Entries from a dataset
* * * *

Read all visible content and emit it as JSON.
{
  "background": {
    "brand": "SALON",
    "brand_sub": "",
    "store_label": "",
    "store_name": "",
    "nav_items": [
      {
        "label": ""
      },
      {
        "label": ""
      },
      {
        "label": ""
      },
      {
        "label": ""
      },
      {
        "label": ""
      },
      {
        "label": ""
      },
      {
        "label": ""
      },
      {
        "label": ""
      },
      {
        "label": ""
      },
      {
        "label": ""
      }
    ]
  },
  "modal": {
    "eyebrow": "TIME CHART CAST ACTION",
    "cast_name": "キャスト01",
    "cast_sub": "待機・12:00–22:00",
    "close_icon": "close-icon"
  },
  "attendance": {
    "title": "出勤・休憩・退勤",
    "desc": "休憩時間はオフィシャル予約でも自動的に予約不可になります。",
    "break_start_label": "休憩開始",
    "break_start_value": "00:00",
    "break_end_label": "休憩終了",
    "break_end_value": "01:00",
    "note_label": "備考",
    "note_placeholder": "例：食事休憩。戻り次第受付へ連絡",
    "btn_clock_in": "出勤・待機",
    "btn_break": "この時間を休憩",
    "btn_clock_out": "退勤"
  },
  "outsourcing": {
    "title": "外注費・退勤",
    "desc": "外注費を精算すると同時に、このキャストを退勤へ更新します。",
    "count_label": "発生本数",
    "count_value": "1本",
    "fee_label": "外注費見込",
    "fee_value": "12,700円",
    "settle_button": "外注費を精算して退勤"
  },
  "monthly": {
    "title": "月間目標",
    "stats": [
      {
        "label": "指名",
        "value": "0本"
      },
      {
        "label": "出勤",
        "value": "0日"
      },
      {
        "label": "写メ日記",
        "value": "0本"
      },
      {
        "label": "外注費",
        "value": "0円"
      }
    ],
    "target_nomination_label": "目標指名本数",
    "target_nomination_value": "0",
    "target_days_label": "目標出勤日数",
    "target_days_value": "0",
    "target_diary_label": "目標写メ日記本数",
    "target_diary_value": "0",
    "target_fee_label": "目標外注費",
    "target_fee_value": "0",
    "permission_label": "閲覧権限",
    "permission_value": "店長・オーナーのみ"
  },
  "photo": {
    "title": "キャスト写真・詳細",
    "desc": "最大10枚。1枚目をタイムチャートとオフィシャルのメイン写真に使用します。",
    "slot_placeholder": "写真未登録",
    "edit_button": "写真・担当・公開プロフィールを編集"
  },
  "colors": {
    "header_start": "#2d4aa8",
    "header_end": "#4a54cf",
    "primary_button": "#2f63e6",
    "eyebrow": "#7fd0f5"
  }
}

* * * *

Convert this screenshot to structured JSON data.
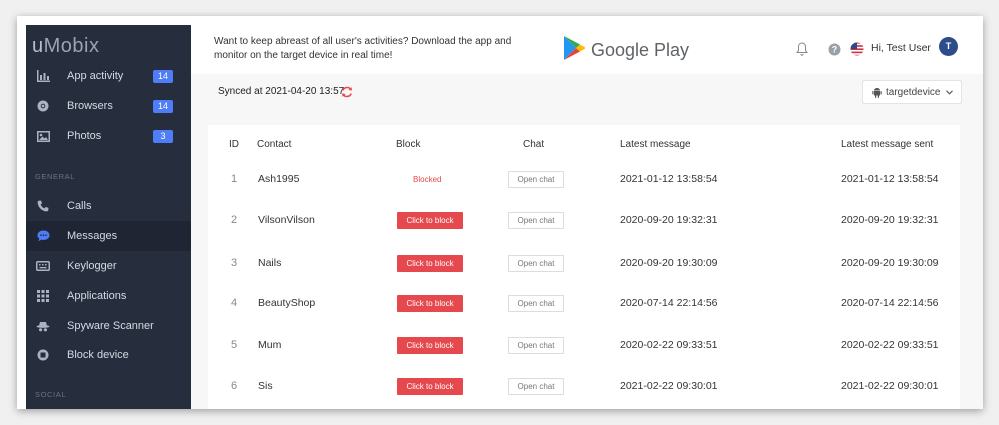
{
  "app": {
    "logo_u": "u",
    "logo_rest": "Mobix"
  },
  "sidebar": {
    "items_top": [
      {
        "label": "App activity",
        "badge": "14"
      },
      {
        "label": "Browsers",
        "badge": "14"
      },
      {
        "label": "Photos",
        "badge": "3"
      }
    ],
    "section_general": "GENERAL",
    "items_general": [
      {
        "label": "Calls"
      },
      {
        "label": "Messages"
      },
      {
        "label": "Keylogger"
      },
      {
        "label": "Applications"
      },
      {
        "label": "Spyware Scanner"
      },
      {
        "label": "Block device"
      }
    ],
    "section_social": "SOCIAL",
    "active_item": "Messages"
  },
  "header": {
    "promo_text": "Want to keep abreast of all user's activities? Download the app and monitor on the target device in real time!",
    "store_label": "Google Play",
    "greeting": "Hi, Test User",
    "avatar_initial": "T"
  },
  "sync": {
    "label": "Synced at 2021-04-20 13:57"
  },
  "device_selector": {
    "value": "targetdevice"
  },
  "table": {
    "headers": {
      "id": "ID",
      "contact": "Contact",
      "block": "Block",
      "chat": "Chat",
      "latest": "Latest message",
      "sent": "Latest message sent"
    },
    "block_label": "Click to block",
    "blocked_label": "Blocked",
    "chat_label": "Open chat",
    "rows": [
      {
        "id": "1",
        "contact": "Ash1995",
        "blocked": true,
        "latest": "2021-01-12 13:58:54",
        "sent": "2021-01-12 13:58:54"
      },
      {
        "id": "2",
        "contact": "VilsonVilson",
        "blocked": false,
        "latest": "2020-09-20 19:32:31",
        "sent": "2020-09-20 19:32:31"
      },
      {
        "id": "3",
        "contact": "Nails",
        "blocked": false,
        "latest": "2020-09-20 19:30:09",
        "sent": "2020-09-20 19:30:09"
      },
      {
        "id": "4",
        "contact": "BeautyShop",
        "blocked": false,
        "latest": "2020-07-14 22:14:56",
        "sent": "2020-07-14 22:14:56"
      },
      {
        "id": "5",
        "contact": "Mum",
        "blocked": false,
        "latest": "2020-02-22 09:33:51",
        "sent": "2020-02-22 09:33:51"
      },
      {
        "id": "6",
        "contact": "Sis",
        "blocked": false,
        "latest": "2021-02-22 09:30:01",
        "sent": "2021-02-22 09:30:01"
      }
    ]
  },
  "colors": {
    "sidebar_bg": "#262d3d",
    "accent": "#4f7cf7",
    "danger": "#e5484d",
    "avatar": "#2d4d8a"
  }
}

* * * *

* [Task goal]: Select and copy each line from the data that includes the word "title".

* [Final result]:
    "title": "出勤・休憩・退勤",
    "title": "外注費・退勤",
    "title": "月間目標",
    "title": "キャスト写真・詳細",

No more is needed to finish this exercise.